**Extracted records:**

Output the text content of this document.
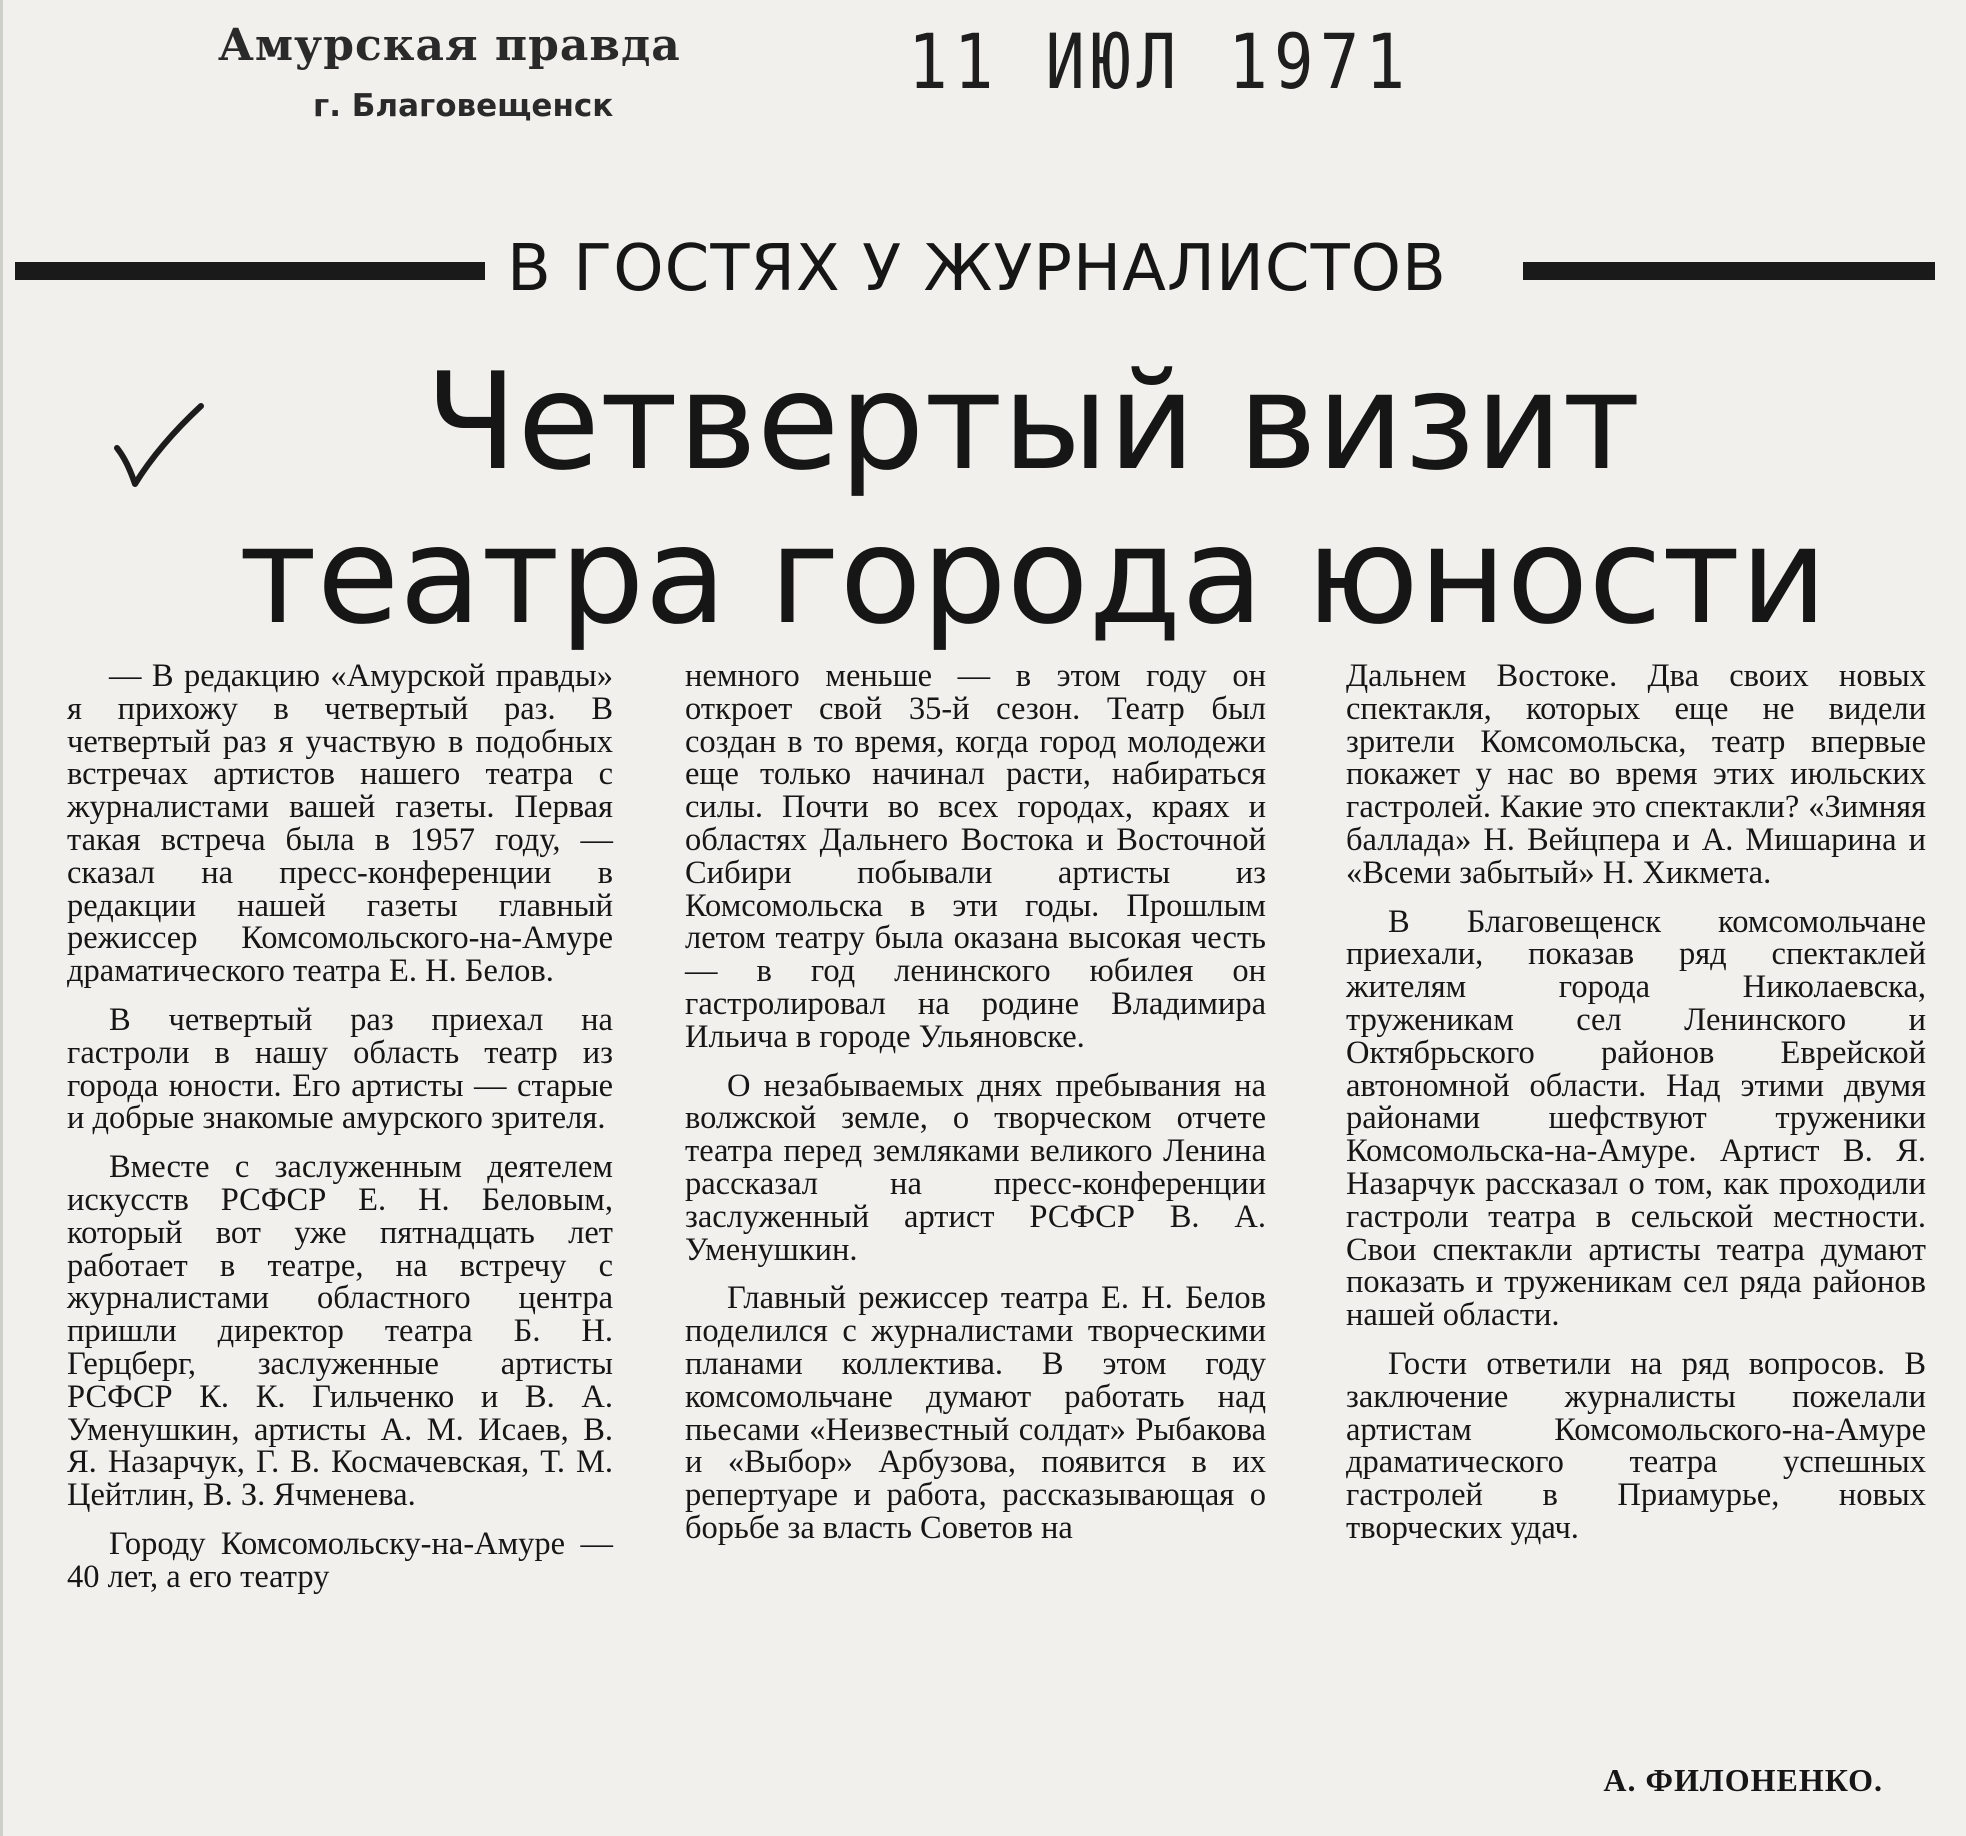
Амурская правда
г. Благовещенск	11 ИЮЛ 1971
В ГОСТЯХ У ЖУРНАЛИСТОВ
Четвертый визит
театра города юности

— В редакцию «Амурской правды» я прихожу в четвертый раз. В четвертый раз я участвую в подобных встречах артистов нашего театра с журналистами вашей газеты. Первая такая встреча была в 1957 году, — сказал на пресс-конференции в редакции нашей газеты главный режиссер Комсомольского-на-Амуре драматического театра Е. Н. Белов.

В четвертый раз приехал на гастроли в нашу область театр из города юности. Его артисты — старые и добрые знакомые амурского зрителя.

Вместе с заслуженным деятелем искусств РСФСР Е. Н. Беловым, который вот уже пятнадцать лет работает в театре, на встречу с журналистами областного центра пришли директор театра Б. Н. Герцберг, заслуженные артисты РСФСР К. К. Гильченко и В. А. Уменушкин, артисты А. М. Исаев, В. Я. Назарчук, Г. В. Космачевская, Т. М. Цейтлин, В. З. Ячменева.

Городу Комсомольску-на-Амуре — 40 лет, а его театру

немного меньше — в этом году он откроет свой 35-й сезон. Театр был создан в то время, когда город молодежи еще только начинал расти, набираться силы. Почти во всех городах, краях и областях Дальнего Востока и Восточной Сибири побывали артисты из Комсомольска в эти годы. Прошлым летом театру была оказана высокая честь — в год ленинского юбилея он гастролировал на родине Владимира Ильича в городе Ульяновске.

О незабываемых днях пребывания на волжской земле, о творческом отчете театра перед земляками великого Ленина рассказал на пресс-конференции заслуженный артист РСФСР В. А. Уменушкин.

Главный режиссер театра Е. Н. Белов поделился с журналистами творческими планами коллектива. В этом году комсомольчане думают работать над пьесами «Неизвестный солдат» Рыбакова и «Выбор» Арбузова, появится в их репертуаре и работа, рассказывающая о борьбе за власть Советов на

Дальнем Востоке. Два своих новых спектакля, которых еще не видели зрители Комсомольска, театр впервые покажет у нас во время этих июльских гастролей. Какие это спектакли? «Зимняя баллада» Н. Вейцпера и А. Мишарина и «Всеми забытый» Н. Хикмета.

В Благовещенск комсомольчане приехали, показав ряд спектаклей жителям города Николаевска, труженикам сел Ленинского и Октябрьского районов Еврейской автономной области. Над этими двумя районами шефствуют труженики Комсомольска-на-Амуре. Артист В. Я. Назарчук рассказал о том, как проходили гастроли театра в сельской местности. Свои спектакли артисты театра думают показать и труженикам сел ряда районов нашей области.

Гости ответили на ряд вопросов. В заключение журналисты пожелали артистам Комсомольского-на-Амуре драматического театра успешных гастролей в Приамурье, новых творческих удач.

А. ФИЛОНЕНКО.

**What to produce:**
Collect the lines of the records that include the string "конференции".

**Solution to this exercise:**
— В редакцию «Амурской правды» я прихожу в четвертый раз. В четвертый раз я участвую в подобных встречах артистов нашего театра с журналистами вашей газеты. Первая такая встреча была в 1957 году, — сказал на пресс-конференции в редакции нашей газеты главный режиссер Комсомольского-на-Амуре драматического театра Е. Н. Белов.
О незабываемых днях пребывания на волжской земле, о творческом отчете театра перед земляками великого Ленина рассказал на пресс-конференции заслуженный артист РСФСР В. А. Уменушкин.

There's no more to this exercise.